## GOAL OF THE EXERCISE
Every entry should be repeated exactly. Omit the pictures.

## THE DATA
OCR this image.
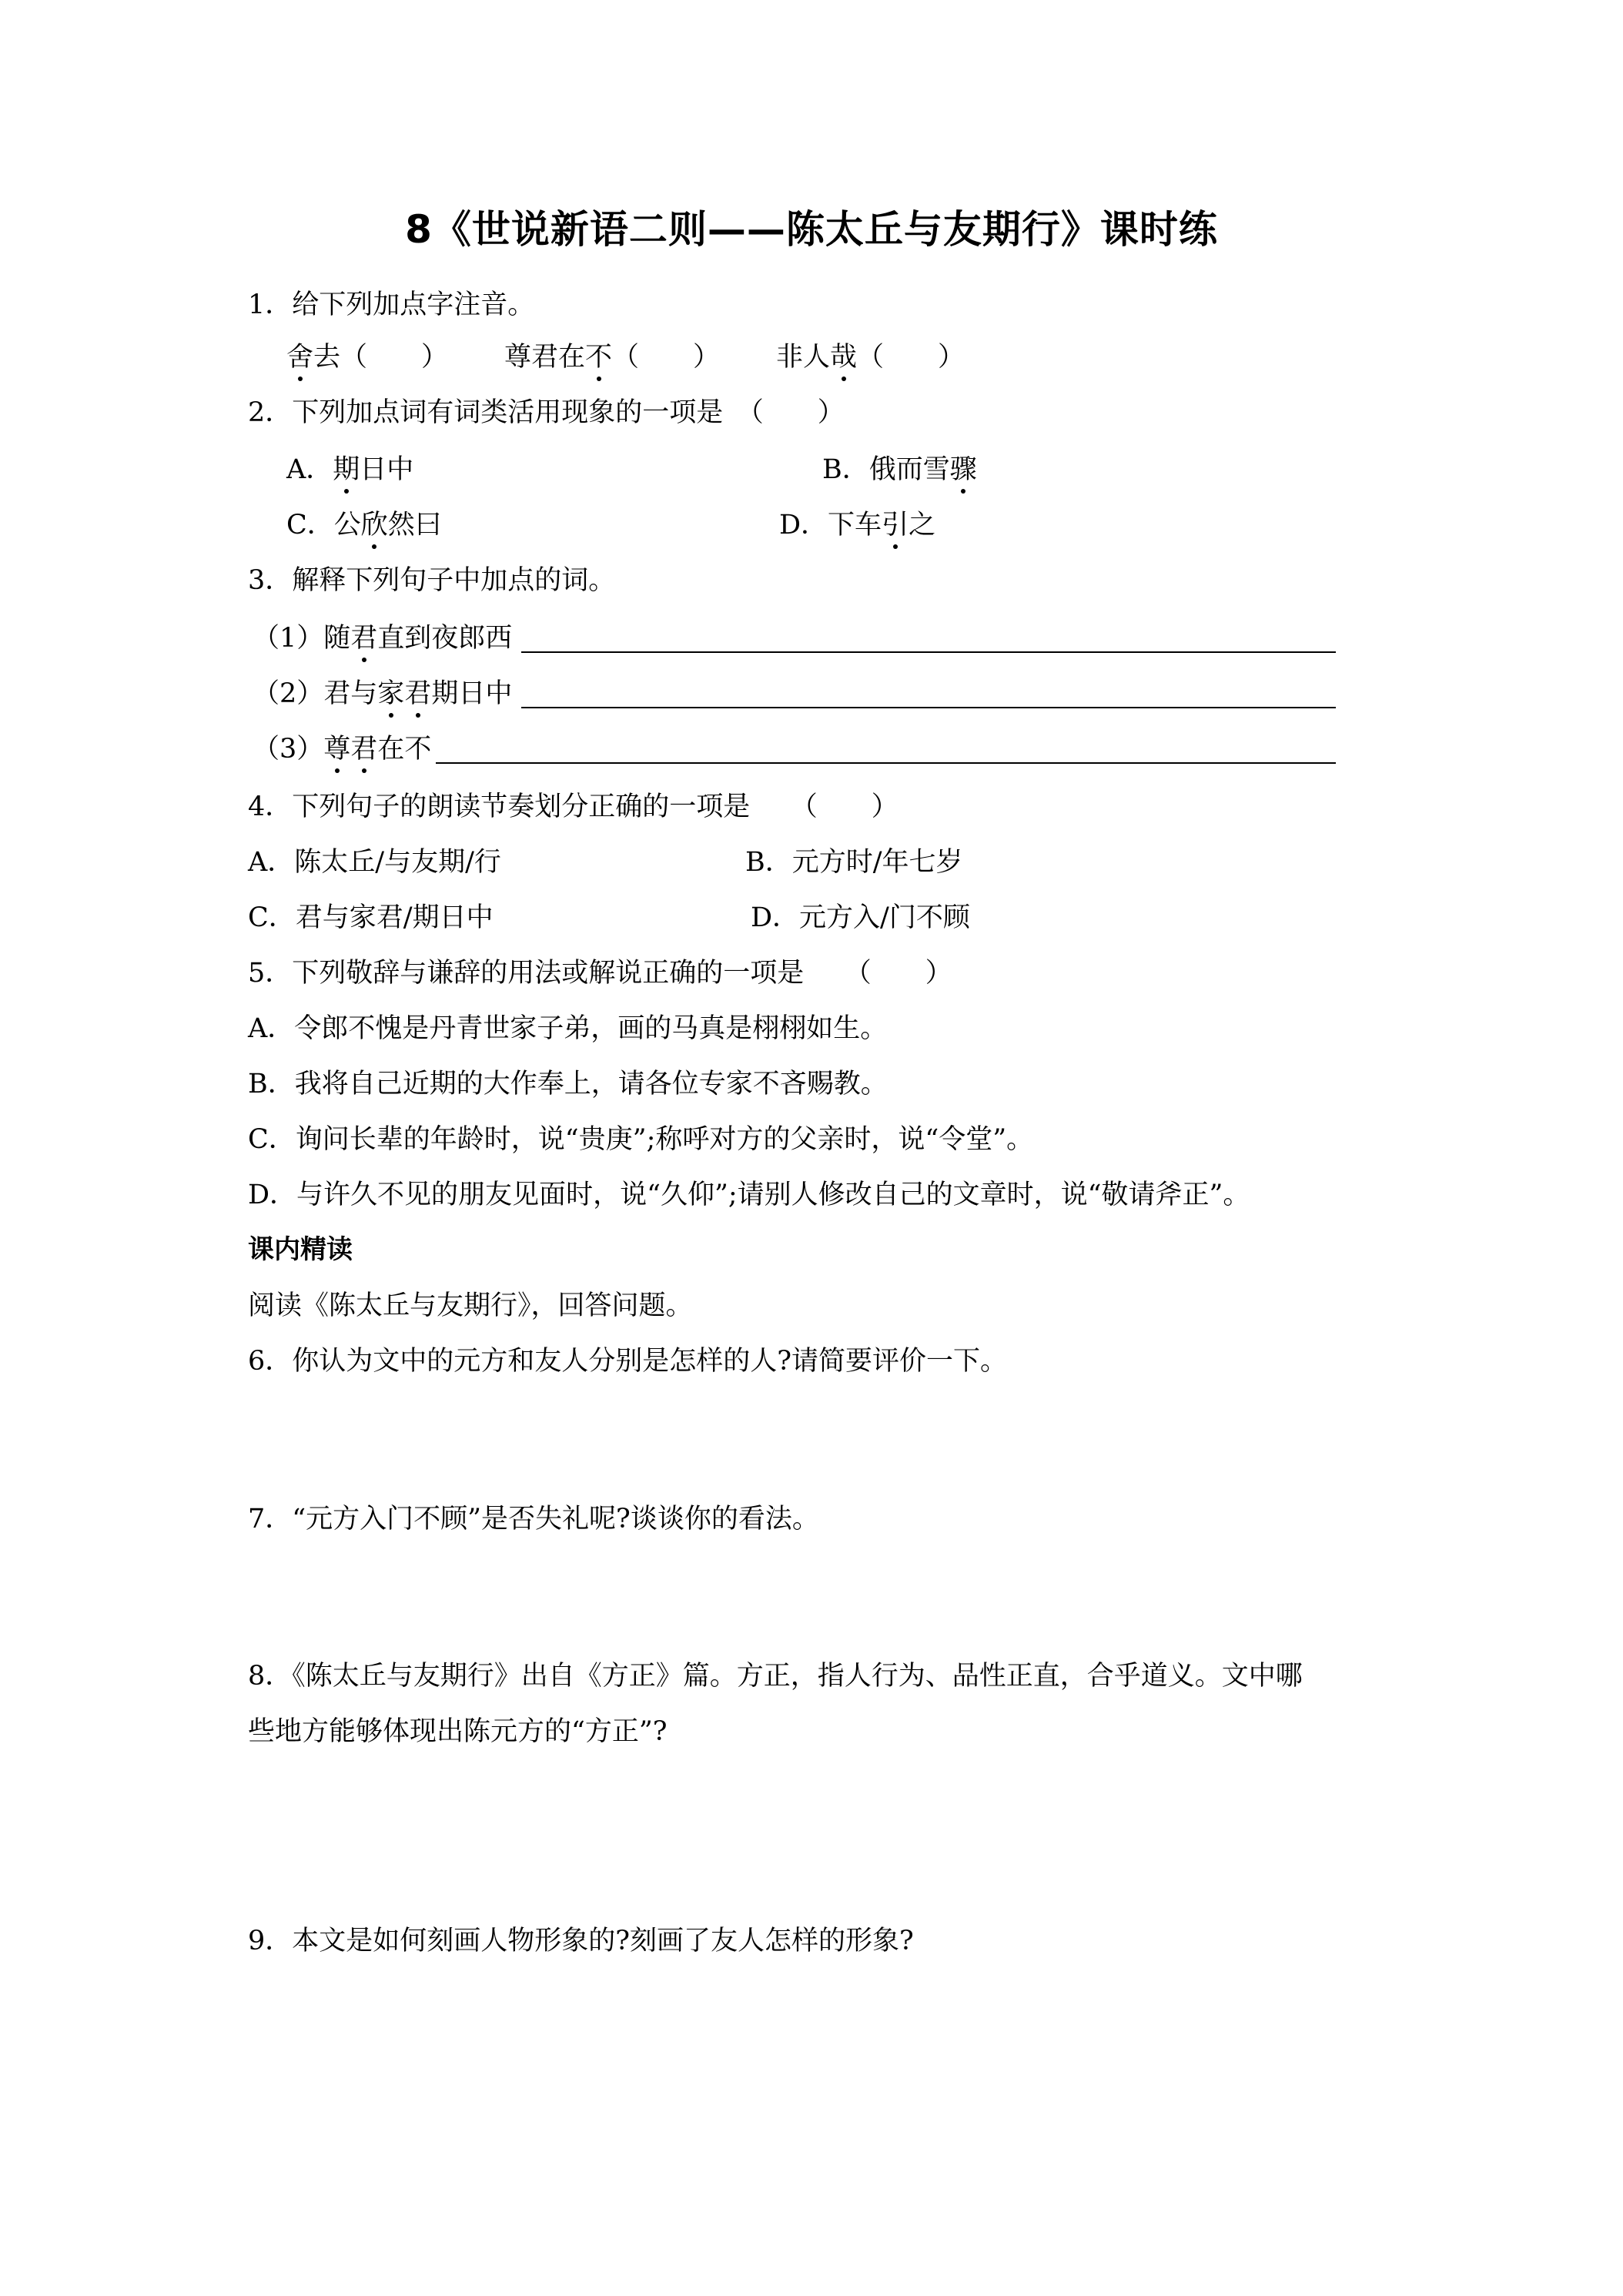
8《世说新语二则——陈太丘与友期行》课时练
1．给下列加点字注音。
舍去（　　） 尊君在不（　　） 非人哉（　　）
2．下列加点词有词类活用现象的一项是　（　　）
A．期日中	B．俄而雪骤
C．公欣然曰	D．下车引之
3．解释下列句子中加点的词。
（1）随君直到夜郎西
（2）君与家君期日中
（3）尊君在不
4．下列句子的朗读节奏划分正确的一项是　　（　　）
A．陈太丘/与友期/行	B．元方时/年七岁
C．君与家君/期日中	D．元方入/门不顾
5．下列敬辞与谦辞的用法或解说正确的一项是　　（　　）
A．令郎不愧是丹青世家子弟，画的马真是栩栩如生。
B．我将自己近期的大作奉上，请各位专家不吝赐教。
C．询问长辈的年龄时，说“贵庚”;称呼对方的父亲时，说“令堂”。
D．与许久不见的朋友见面时，说“久仰”;请别人修改自己的文章时，说“敬请斧正”。
课内精读
阅读《陈太丘与友期行》，回答问题。
6．你认为文中的元方和友人分别是怎样的人?请简要评价一下。
7．“元方入门不顾”是否失礼呢?谈谈你的看法。
8．《陈太丘与友期行》出自《方正》篇。方正，指人行为、品性正直，合乎道义。文中哪
些地方能够体现出陈元方的“方正”?
9．本文是如何刻画人物形象的?刻画了友人怎样的形象?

## TASK RESULT
OCR this image.
8《世说新语二则——陈太丘与友期行》课时练
1．给下列加点字注音。
舍去（　　） 尊君在不（　　） 非人哉（　　）
2．下列加点词有词类活用现象的一项是　（　　）
A．期日中	B．俄而雪骤
C．公欣然曰	D．下车引之
3．解释下列句子中加点的词。
（1）随君直到夜郎西
（2）君与家君期日中
（3）尊君在不
4．下列句子的朗读节奏划分正确的一项是　　（　　）
A．陈太丘/与友期/行	B．元方时/年七岁
C．君与家君/期日中	D．元方入/门不顾
5．下列敬辞与谦辞的用法或解说正确的一项是　　（　　）
A．令郎不愧是丹青世家子弟，画的马真是栩栩如生。
B．我将自己近期的大作奉上，请各位专家不吝赐教。
C．询问长辈的年龄时，说“贵庚”;称呼对方的父亲时，说“令堂”。
D．与许久不见的朋友见面时，说“久仰”;请别人修改自己的文章时，说“敬请斧正”。
课内精读
阅读《陈太丘与友期行》，回答问题。
6．你认为文中的元方和友人分别是怎样的人?请简要评价一下。
7．“元方入门不顾”是否失礼呢?谈谈你的看法。
8．《陈太丘与友期行》出自《方正》篇。方正，指人行为、品性正直，合乎道义。文中哪
些地方能够体现出陈元方的“方正”?
9．本文是如何刻画人物形象的?刻画了友人怎样的形象?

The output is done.